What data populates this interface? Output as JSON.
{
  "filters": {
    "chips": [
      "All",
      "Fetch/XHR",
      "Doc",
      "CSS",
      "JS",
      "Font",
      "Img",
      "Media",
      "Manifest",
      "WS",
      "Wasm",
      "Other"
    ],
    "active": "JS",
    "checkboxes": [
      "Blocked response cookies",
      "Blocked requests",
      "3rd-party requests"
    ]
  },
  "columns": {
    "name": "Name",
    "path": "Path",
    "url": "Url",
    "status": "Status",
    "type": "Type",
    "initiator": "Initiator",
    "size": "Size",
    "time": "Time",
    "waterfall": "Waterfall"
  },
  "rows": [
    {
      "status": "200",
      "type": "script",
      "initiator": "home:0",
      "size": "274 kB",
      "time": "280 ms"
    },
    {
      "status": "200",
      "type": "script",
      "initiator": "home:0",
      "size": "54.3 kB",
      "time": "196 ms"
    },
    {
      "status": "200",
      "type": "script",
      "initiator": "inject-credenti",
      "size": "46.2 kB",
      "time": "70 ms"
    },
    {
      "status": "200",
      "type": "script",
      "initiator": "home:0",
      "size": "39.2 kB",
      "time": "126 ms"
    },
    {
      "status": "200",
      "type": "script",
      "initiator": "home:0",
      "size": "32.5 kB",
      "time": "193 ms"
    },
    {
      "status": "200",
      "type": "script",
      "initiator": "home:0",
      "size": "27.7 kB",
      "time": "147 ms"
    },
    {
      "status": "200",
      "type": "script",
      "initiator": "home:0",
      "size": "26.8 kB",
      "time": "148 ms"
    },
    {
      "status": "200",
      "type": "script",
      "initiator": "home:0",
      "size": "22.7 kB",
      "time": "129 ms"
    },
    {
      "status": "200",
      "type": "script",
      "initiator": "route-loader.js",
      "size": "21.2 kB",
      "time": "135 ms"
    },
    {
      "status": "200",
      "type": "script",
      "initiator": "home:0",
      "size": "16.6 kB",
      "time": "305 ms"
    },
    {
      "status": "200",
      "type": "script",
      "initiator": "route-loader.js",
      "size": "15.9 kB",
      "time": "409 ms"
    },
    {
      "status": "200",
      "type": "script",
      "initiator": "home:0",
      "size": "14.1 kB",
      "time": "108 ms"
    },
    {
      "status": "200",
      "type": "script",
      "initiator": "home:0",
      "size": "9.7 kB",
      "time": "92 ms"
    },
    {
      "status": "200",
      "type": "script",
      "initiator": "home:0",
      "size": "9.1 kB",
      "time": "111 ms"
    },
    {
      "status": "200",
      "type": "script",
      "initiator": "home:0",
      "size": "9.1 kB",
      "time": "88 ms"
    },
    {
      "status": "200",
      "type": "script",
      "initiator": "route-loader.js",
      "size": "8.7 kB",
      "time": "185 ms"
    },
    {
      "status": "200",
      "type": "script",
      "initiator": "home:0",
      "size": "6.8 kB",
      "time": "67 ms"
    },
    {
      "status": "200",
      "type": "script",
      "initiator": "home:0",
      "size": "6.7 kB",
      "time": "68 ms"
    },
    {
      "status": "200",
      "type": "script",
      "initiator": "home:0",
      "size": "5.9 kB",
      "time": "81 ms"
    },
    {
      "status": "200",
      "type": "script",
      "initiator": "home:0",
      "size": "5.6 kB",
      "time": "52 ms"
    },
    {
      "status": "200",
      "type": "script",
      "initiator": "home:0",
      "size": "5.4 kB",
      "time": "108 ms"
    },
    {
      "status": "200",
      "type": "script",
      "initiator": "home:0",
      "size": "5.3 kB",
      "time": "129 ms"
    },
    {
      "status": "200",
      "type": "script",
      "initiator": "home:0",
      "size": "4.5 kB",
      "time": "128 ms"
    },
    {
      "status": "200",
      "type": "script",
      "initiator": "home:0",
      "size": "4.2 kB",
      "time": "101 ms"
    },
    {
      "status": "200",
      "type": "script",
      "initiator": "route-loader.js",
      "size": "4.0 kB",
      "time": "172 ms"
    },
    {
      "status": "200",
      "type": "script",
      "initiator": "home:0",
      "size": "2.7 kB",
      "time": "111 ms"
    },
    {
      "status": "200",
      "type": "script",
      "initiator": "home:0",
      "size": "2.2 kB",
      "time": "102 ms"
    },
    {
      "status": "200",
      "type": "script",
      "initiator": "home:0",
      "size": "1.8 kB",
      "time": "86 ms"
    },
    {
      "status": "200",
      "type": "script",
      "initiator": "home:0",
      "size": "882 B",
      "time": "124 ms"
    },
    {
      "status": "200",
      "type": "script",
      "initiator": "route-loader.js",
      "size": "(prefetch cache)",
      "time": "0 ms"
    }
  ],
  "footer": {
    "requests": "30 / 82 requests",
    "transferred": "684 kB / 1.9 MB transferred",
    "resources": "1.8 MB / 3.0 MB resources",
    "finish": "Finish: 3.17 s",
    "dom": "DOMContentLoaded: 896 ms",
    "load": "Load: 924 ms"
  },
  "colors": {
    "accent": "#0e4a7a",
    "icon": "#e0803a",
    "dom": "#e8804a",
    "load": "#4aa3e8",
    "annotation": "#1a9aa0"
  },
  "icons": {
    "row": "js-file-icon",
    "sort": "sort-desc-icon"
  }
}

----------------

YOUR GOAL: Return only the number of lines in the data that contain "Blocked".

EXPECTED ANSWER: 2